### [Task to complete]
Please copy every line from the records below that contains the string "activated".
::: Input data :::
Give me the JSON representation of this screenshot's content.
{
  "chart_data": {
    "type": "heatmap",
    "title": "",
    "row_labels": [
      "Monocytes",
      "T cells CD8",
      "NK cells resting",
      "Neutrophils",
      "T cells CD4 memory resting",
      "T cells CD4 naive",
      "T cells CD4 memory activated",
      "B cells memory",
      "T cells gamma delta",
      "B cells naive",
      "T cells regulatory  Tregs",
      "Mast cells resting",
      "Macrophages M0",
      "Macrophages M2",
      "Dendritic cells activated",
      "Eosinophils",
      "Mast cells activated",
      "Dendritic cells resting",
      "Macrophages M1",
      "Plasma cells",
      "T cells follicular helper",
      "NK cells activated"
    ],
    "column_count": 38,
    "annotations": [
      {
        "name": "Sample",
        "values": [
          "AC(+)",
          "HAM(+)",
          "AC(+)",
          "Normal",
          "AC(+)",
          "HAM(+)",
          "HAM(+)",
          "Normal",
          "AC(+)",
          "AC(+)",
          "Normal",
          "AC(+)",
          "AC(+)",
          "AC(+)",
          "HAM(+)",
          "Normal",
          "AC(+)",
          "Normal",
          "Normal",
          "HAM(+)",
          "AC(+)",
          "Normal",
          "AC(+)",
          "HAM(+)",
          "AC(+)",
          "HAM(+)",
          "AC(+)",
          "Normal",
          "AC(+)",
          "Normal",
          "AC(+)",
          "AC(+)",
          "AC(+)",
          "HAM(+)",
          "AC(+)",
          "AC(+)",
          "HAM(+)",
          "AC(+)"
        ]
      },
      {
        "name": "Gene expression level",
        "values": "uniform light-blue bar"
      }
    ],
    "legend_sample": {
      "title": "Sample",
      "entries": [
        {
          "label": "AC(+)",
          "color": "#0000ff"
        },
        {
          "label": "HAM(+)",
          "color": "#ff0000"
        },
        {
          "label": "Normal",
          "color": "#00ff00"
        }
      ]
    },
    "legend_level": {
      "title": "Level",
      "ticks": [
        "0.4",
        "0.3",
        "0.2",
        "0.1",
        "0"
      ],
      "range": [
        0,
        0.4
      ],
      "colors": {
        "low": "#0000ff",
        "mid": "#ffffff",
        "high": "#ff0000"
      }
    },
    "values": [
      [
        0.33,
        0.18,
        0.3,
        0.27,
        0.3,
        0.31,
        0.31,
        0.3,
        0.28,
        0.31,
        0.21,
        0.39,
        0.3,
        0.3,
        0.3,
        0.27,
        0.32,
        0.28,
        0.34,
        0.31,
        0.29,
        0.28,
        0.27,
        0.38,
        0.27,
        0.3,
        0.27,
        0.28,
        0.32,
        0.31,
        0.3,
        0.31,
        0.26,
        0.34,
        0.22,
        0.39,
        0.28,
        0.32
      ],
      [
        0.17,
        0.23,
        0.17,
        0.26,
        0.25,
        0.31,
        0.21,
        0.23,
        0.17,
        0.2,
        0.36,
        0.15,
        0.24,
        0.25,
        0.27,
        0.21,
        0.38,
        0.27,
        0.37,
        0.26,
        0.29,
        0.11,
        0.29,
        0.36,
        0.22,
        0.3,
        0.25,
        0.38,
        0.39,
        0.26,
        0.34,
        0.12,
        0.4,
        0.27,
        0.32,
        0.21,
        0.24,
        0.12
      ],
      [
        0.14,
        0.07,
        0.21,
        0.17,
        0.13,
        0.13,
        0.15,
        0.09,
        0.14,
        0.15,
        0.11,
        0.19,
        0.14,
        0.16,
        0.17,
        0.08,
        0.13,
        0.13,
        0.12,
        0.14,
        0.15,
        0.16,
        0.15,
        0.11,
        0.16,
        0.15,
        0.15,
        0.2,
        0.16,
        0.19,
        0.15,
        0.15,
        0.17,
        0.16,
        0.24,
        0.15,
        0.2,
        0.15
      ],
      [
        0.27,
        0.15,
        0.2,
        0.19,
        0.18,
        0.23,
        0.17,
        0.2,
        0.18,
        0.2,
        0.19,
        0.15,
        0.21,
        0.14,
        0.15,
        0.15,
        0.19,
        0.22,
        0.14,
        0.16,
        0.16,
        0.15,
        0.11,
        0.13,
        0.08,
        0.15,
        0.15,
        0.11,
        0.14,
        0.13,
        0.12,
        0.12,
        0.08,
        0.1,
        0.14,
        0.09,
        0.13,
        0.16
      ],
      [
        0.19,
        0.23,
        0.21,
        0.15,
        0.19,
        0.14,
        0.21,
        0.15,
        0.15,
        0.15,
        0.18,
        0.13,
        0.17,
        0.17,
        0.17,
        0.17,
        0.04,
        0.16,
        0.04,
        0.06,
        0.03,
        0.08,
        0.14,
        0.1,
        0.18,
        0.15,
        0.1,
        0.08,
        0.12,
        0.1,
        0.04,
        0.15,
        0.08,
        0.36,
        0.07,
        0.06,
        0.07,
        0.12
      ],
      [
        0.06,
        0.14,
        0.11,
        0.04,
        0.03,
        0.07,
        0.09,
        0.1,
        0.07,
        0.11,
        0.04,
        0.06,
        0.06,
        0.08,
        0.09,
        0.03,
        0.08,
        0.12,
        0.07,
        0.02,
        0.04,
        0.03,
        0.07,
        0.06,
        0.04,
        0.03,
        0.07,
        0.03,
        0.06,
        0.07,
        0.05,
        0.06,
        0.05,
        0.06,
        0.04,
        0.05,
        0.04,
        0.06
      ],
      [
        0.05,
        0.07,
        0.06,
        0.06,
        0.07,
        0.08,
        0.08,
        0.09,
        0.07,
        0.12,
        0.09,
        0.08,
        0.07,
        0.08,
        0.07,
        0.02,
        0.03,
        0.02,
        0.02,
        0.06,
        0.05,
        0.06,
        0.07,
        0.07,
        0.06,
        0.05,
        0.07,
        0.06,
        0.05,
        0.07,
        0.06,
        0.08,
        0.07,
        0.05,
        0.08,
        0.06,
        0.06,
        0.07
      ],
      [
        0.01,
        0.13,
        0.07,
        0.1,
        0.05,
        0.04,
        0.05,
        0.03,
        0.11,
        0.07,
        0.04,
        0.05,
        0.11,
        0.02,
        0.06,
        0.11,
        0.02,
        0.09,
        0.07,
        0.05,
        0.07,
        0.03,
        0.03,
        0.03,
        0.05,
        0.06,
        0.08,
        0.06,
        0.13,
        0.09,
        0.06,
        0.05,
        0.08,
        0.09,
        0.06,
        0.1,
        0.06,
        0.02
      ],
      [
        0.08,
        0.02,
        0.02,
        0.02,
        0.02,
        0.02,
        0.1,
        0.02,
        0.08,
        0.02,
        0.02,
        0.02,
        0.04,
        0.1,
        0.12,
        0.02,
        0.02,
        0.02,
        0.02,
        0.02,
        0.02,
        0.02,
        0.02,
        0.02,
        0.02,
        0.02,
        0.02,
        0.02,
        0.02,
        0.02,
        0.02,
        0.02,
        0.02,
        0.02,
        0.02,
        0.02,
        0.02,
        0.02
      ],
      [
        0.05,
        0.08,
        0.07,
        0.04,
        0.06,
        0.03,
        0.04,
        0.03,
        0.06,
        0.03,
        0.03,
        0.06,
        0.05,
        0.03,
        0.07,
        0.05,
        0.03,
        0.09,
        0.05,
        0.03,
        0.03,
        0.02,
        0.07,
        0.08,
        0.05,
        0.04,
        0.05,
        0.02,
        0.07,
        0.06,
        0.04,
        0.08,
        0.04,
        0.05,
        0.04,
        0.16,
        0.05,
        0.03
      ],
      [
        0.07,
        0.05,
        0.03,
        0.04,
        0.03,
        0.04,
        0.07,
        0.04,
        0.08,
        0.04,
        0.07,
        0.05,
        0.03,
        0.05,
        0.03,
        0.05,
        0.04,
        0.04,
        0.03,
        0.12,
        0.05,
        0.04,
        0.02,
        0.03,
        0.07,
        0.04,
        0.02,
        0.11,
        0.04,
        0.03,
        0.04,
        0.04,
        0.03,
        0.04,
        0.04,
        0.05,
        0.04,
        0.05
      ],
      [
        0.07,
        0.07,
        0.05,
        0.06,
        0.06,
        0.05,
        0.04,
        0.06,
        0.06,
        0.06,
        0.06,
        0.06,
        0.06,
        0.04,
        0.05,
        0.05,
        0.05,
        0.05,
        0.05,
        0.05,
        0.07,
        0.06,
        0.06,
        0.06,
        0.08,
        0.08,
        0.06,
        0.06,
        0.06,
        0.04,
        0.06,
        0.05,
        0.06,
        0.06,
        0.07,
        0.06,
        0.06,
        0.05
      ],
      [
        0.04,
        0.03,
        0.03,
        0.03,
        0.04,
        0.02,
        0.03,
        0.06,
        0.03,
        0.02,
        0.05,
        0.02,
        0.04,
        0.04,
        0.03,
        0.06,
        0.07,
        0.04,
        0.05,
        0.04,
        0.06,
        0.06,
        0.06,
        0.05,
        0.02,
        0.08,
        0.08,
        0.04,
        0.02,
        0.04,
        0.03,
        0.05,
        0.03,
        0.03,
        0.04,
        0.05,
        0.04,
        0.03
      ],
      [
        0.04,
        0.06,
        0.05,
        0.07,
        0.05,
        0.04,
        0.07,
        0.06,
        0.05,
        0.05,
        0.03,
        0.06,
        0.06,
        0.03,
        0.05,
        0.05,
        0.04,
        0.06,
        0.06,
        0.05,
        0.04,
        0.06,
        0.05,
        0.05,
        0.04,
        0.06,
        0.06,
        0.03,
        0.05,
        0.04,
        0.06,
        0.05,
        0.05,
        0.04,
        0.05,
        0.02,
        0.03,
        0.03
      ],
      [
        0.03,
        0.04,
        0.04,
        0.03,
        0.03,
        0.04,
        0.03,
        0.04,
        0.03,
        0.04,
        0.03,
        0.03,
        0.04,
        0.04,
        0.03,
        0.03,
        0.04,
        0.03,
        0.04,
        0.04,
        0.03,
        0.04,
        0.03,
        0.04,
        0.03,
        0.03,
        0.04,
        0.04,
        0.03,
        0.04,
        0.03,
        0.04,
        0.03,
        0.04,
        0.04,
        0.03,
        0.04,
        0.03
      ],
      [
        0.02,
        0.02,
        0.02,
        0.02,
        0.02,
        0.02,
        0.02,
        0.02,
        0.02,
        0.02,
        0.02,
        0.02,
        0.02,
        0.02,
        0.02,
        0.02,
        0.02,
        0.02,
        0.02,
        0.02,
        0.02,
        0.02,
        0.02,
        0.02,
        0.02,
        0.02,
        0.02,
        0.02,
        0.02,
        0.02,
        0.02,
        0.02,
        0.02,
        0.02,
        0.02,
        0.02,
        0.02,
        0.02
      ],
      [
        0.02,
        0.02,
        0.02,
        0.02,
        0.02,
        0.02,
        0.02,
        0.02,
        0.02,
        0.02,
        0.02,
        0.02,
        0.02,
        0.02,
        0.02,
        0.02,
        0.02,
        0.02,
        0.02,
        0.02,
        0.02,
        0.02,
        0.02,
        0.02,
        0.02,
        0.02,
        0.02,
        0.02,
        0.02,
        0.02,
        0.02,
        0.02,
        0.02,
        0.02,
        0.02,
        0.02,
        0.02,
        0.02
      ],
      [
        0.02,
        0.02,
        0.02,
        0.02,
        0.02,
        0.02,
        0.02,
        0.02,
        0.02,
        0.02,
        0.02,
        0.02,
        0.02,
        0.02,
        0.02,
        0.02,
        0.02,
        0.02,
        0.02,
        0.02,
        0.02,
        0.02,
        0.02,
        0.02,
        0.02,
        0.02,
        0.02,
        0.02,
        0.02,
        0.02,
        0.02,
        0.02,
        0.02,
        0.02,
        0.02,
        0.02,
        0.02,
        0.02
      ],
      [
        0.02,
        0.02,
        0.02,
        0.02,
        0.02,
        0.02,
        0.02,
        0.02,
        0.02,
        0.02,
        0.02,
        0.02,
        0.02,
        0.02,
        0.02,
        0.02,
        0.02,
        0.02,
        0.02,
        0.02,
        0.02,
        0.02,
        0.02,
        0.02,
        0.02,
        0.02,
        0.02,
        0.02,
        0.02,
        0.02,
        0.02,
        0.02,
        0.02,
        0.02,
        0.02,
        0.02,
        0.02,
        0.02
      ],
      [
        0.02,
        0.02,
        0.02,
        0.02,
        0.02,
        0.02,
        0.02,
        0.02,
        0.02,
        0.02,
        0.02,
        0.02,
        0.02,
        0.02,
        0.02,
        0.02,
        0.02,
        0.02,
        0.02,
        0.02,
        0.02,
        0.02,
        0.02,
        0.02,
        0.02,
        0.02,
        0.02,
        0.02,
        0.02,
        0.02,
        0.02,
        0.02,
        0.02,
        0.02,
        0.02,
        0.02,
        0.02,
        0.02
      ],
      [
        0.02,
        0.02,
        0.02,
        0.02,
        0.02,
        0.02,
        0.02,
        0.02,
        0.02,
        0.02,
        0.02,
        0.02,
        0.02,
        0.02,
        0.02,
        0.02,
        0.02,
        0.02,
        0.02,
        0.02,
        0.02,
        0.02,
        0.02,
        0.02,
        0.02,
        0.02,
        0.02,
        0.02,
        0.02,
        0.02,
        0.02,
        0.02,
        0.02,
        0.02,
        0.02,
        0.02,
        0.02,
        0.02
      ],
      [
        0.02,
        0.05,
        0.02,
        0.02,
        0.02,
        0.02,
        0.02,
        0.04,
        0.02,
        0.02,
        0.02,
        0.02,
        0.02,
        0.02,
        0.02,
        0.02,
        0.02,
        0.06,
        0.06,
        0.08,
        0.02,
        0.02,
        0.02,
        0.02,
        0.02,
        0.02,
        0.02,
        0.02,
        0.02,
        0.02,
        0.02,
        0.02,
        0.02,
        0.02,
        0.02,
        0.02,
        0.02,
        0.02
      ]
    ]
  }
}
:::
### [Exercise output]
      "T cells CD4 memory activated",
      "Dendritic cells activated",
      "Mast cells activated",
      "NK cells activated"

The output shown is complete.